▸ EXERCISE AIM
Please set down the records exactly, keeping every line.

▸ EXCERPTED DATA
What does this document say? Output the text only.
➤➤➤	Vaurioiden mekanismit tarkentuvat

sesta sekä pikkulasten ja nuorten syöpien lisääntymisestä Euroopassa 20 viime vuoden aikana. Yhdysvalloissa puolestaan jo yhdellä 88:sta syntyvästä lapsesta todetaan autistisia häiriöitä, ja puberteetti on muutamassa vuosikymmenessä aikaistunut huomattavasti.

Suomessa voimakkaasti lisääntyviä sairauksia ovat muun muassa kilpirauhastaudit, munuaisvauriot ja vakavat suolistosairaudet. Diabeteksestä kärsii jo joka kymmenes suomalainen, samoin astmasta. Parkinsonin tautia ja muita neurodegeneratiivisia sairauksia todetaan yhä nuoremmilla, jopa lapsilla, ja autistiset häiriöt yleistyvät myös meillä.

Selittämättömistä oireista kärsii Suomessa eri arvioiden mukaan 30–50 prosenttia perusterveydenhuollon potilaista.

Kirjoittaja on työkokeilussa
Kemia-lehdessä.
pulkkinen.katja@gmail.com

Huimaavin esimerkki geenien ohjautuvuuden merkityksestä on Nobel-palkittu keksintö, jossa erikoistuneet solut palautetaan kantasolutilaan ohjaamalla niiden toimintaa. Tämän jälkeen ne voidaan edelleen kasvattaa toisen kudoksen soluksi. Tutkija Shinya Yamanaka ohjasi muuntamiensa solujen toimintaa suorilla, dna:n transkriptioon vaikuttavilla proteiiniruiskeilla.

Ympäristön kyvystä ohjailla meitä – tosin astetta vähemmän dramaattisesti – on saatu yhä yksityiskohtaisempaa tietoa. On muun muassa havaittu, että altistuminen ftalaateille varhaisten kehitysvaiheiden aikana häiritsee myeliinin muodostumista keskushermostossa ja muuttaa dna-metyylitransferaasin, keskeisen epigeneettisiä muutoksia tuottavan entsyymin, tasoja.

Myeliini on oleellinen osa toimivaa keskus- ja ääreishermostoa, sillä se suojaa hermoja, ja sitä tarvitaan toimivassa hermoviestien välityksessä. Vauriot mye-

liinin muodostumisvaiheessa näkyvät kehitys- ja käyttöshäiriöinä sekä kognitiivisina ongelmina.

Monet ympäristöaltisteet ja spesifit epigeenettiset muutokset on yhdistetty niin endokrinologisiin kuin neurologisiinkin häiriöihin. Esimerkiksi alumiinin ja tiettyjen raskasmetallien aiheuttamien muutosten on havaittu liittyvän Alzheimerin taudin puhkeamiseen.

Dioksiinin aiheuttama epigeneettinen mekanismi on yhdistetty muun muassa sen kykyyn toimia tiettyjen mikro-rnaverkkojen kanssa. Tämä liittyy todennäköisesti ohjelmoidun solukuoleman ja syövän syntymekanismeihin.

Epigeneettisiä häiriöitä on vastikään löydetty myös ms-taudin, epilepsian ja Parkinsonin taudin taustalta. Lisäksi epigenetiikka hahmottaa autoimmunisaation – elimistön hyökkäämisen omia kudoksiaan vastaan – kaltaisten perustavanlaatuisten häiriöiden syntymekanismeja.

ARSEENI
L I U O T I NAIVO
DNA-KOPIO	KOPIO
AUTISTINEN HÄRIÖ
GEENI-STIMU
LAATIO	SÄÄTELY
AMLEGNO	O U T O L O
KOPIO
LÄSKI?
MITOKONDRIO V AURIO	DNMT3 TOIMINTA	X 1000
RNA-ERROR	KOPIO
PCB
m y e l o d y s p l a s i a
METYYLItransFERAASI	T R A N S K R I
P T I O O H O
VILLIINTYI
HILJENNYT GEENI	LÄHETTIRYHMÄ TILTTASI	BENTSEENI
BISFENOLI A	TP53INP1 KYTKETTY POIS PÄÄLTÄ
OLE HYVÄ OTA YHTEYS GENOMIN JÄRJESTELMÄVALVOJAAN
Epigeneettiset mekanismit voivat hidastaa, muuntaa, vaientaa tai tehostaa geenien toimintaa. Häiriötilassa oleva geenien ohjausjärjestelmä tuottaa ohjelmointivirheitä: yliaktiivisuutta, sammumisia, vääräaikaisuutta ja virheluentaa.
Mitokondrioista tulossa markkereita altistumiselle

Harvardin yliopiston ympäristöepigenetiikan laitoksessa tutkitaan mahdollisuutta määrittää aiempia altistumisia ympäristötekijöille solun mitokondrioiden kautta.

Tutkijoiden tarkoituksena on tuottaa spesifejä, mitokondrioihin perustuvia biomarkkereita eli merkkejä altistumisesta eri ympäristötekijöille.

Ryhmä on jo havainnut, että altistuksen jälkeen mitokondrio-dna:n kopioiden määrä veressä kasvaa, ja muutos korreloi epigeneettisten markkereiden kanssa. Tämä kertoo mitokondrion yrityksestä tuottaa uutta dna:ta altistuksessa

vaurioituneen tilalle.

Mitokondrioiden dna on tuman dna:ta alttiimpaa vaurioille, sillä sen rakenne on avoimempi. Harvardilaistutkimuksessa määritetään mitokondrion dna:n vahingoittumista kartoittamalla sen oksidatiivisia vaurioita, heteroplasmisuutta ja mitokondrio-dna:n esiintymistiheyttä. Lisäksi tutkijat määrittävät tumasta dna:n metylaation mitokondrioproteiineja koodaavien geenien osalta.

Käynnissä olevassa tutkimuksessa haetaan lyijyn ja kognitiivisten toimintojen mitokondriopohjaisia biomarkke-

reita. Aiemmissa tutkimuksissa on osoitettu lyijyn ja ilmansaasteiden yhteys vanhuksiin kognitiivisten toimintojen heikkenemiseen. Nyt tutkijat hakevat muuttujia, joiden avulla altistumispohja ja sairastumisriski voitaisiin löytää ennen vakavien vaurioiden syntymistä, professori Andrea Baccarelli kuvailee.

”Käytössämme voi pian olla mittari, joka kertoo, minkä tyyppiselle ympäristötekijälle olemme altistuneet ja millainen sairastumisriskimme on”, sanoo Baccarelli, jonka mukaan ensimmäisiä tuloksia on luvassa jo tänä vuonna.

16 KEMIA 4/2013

▸ COMPLETED EXERCISE
What does this document say? Output the text only.
➤➤➤	Vaurioiden mekanismit tarkentuvat

sesta sekä pikkulasten ja nuorten syöpien lisääntymisestä Euroopassa 20 viime vuoden aikana. Yhdysvalloissa puolestaan jo yhdellä 88:sta syntyvästä lapsesta todetaan autistisia häiriöitä, ja puberteetti on muutamassa vuosikymmenessä aikaistunut huomattavasti.

Suomessa voimakkaasti lisääntyviä sairauksia ovat muun muassa kilpirauhastaudit, munuaisvauriot ja vakavat suolistosairaudet. Diabeteksestä kärsii jo joka kymmenes suomalainen, samoin astmasta. Parkinsonin tautia ja muita neurodegeneratiivisia sairauksia todetaan yhä nuoremmilla, jopa lapsilla, ja autistiset häiriöt yleistyvät myös meillä.

Selittämättömistä oireista kärsii Suomessa eri arvioiden mukaan 30–50 prosenttia perusterveydenhuollon potilaista.

Kirjoittaja on työkokeilussa
Kemia-lehdessä.
pulkkinen.katja@gmail.com

Huimaavin esimerkki geenien ohjautuvuuden merkityksestä on Nobel-palkittu keksintö, jossa erikoistuneet solut palautetaan kantasolutilaan ohjaamalla niiden toimintaa. Tämän jälkeen ne voidaan edelleen kasvattaa toisen kudoksen soluksi. Tutkija Shinya Yamanaka ohjasi muuntamiensa solujen toimintaa suorilla, dna:n transkriptioon vaikuttavilla proteiiniruiskeilla.

Ympäristön kyvystä ohjailla meitä – tosin astetta vähemmän dramaattisesti – on saatu yhä yksityiskohtaisempaa tietoa. On muun muassa havaittu, että altistuminen ftalaateille varhaisten kehitysvaiheiden aikana häiritsee myeliinin muodostumista keskushermostossa ja muuttaa dna-metyylitransferaasin, keskeisen epigeneettisiä muutoksia tuottavan entsyymin, tasoja.

Myeliini on oleellinen osa toimivaa keskus- ja ääreishermostoa, sillä se suojaa hermoja, ja sitä tarvitaan toimivassa hermoviestien välityksessä. Vauriot mye-

liinin muodostumisvaiheessa näkyvät kehitys- ja käyttöshäiriöinä sekä kognitiivisina ongelmina.

Monet ympäristöaltisteet ja spesifit epigeenettiset muutokset on yhdistetty niin endokrinologisiin kuin neurologisiinkin häiriöihin. Esimerkiksi alumiinin ja tiettyjen raskasmetallien aiheuttamien muutosten on havaittu liittyvän Alzheimerin taudin puhkeamiseen.

Dioksiinin aiheuttama epigeneettinen mekanismi on yhdistetty muun muassa sen kykyyn toimia tiettyjen mikro-rnaverkkojen kanssa. Tämä liittyy todennäköisesti ohjelmoidun solukuoleman ja syövän syntymekanismeihin.

Epigeneettisiä häiriöitä on vastikään löydetty myös ms-taudin, epilepsian ja Parkinsonin taudin taustalta. Lisäksi epigenetiikka hahmottaa autoimmunisaation – elimistön hyökkäämisen omia kudoksiaan vastaan – kaltaisten perustavanlaatuisten häiriöiden syntymekanismeja.

ARSEENI
L I U O T I NAIVO
DNA-KOPIO	KOPIO
AUTISTINEN HÄRIÖ
GEENI-STIMU
LAATIO	SÄÄTELY
AMLEGNO	O U T O L O
KOPIO
LÄSKI?
MITOKONDRIO V AURIO	DNMT3 TOIMINTA	X 1000
RNA-ERROR	KOPIO
PCB
m y e l o d y s p l a s i a
METYYLItransFERAASI	T R A N S K R I
P T I O O H O
VILLIINTYI
HILJENNYT GEENI	LÄHETTIRYHMÄ TILTTASI	BENTSEENI
BISFENOLI A	TP53INP1 KYTKETTY POIS PÄÄLTÄ
OLE HYVÄ OTA YHTEYS GENOMIN JÄRJESTELMÄVALVOJAAN
Epigeneettiset mekanismit voivat hidastaa, muuntaa, vaientaa tai tehostaa geenien toimintaa. Häiriötilassa oleva geenien ohjausjärjestelmä tuottaa ohjelmointivirheitä: yliaktiivisuutta, sammumisia, vääräaikaisuutta ja virheluentaa.
Mitokondrioista tulossa markkereita altistumiselle

Harvardin yliopiston ympäristöepigenetiikan laitoksessa tutkitaan mahdollisuutta määrittää aiempia altistumisia ympäristötekijöille solun mitokondrioiden kautta.

Tutkijoiden tarkoituksena on tuottaa spesifejä, mitokondrioihin perustuvia biomarkkereita eli merkkejä altistumisesta eri ympäristötekijöille.

Ryhmä on jo havainnut, että altistuksen jälkeen mitokondrio-dna:n kopioiden määrä veressä kasvaa, ja muutos korreloi epigeneettisten markkereiden kanssa. Tämä kertoo mitokondrion yrityksestä tuottaa uutta dna:ta altistuksessa

vaurioituneen tilalle.

Mitokondrioiden dna on tuman dna:ta alttiimpaa vaurioille, sillä sen rakenne on avoimempi. Harvardilaistutkimuksessa määritetään mitokondrion dna:n vahingoittumista kartoittamalla sen oksidatiivisia vaurioita, heteroplasmisuutta ja mitokondrio-dna:n esiintymistiheyttä. Lisäksi tutkijat määrittävät tumasta dna:n metylaation mitokondrioproteiineja koodaavien geenien osalta.

Käynnissä olevassa tutkimuksessa haetaan lyijyn ja kognitiivisten toimintojen mitokondriopohjaisia biomarkke-

reita. Aiemmissa tutkimuksissa on osoitettu lyijyn ja ilmansaasteiden yhteys vanhuksiin kognitiivisten toimintojen heikkenemiseen. Nyt tutkijat hakevat muuttujia, joiden avulla altistumispohja ja sairastumisriski voitaisiin löytää ennen vakavien vaurioiden syntymistä, professori Andrea Baccarelli kuvailee.

”Käytössämme voi pian olla mittari, joka kertoo, minkä tyyppiselle ympäristötekijälle olemme altistuneet ja millainen sairastumisriskimme on”, sanoo Baccarelli, jonka mukaan ensimmäisiä tuloksia on luvassa jo tänä vuonna.

16 KEMIA 4/2013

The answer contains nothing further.